Exercise :: Print all records exactly, leaving nothing out.

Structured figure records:
___

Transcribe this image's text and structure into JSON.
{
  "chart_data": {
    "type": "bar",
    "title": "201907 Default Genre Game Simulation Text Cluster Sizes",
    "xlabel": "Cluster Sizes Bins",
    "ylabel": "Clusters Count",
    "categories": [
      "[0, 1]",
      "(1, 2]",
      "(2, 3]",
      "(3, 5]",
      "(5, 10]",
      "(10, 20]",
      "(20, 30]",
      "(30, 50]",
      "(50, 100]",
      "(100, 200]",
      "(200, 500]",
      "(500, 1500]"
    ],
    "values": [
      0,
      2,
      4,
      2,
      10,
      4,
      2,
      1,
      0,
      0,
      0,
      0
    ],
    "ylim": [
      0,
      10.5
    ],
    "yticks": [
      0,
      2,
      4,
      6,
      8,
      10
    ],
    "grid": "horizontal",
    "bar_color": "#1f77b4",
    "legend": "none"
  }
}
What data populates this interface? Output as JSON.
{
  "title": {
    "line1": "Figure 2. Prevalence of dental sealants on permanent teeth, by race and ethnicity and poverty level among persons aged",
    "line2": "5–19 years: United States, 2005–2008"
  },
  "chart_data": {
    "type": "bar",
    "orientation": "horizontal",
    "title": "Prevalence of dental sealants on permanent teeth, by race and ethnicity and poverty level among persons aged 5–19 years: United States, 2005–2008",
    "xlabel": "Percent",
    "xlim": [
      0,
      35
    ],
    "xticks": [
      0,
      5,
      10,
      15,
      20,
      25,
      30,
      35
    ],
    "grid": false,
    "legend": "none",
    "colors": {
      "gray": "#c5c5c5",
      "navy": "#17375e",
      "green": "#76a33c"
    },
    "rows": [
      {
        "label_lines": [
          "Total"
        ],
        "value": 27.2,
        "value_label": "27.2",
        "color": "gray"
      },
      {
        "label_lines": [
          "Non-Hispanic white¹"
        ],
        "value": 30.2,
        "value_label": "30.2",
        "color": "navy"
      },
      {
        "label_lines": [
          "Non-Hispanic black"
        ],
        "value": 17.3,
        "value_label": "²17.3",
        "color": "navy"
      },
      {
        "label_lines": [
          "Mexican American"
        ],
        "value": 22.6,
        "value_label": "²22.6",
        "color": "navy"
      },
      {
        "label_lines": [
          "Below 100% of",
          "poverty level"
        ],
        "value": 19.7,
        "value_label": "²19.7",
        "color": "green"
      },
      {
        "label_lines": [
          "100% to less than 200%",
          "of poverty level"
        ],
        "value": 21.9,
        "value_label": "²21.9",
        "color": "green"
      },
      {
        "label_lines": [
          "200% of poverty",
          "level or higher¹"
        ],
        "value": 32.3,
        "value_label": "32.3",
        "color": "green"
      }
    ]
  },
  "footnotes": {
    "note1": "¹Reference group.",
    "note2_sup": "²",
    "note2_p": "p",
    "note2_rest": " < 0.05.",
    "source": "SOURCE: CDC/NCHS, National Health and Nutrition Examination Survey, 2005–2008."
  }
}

___

Task solution ::
Transcribe this image's text and structure into JSON.
{
  "chart_data": {
    "type": "bar",
    "title": "201907 Default Genre Game Simulation Text Cluster Sizes",
    "xlabel": "Cluster Sizes Bins",
    "ylabel": "Clusters Count",
    "categories": [
      "[0, 1]",
      "(1, 2]",
      "(2, 3]",
      "(3, 5]",
      "(5, 10]",
      "(10, 20]",
      "(20, 30]",
      "(30, 50]",
      "(50, 100]",
      "(100, 200]",
      "(200, 500]",
      "(500, 1500]"
    ],
    "values": [
      0,
      2,
      4,
      2,
      10,
      4,
      2,
      1,
      0,
      0,
      0,
      0
    ],
    "ylim": [
      0,
      10.5
    ],
    "yticks": [
      0,
      2,
      4,
      6,
      8,
      10
    ],
    "grid": "horizontal",
    "bar_color": "#1f77b4",
    "legend": "none"
  }
}
What data populates this interface? Output as JSON.
{
  "title": {
    "line1": "Figure 2. Prevalence of dental sealants on permanent teeth, by race and ethnicity and poverty level among persons aged",
    "line2": "5–19 years: United States, 2005–2008"
  },
  "chart_data": {
    "type": "bar",
    "orientation": "horizontal",
    "title": "Prevalence of dental sealants on permanent teeth, by race and ethnicity and poverty level among persons aged 5–19 years: United States, 2005–2008",
    "xlabel": "Percent",
    "xlim": [
      0,
      35
    ],
    "xticks": [
      0,
      5,
      10,
      15,
      20,
      25,
      30,
      35
    ],
    "grid": false,
    "legend": "none",
    "colors": {
      "gray": "#c5c5c5",
      "navy": "#17375e",
      "green": "#76a33c"
    },
    "rows": [
      {
        "label_lines": [
          "Total"
        ],
        "value": 27.2,
        "value_label": "27.2",
        "color": "gray"
      },
      {
        "label_lines": [
          "Non-Hispanic white¹"
        ],
        "value": 30.2,
        "value_label": "30.2",
        "color": "navy"
      },
      {
        "label_lines": [
          "Non-Hispanic black"
        ],
        "value": 17.3,
        "value_label": "²17.3",
        "color": "navy"
      },
      {
        "label_lines": [
          "Mexican American"
        ],
        "value": 22.6,
        "value_label": "²22.6",
        "color": "navy"
      },
      {
        "label_lines": [
          "Below 100% of",
          "poverty level"
        ],
        "value": 19.7,
        "value_label": "²19.7",
        "color": "green"
      },
      {
        "label_lines": [
          "100% to less than 200%",
          "of poverty level"
        ],
        "value": 21.9,
        "value_label": "²21.9",
        "color": "green"
      },
      {
        "label_lines": [
          "200% of poverty",
          "level or higher¹"
        ],
        "value": 32.3,
        "value_label": "32.3",
        "color": "green"
      }
    ]
  },
  "footnotes": {
    "note1": "¹Reference group.",
    "note2_sup": "²",
    "note2_p": "p",
    "note2_rest": " < 0.05.",
    "source": "SOURCE: CDC/NCHS, National Health and Nutrition Examination Survey, 2005–2008."
  }
}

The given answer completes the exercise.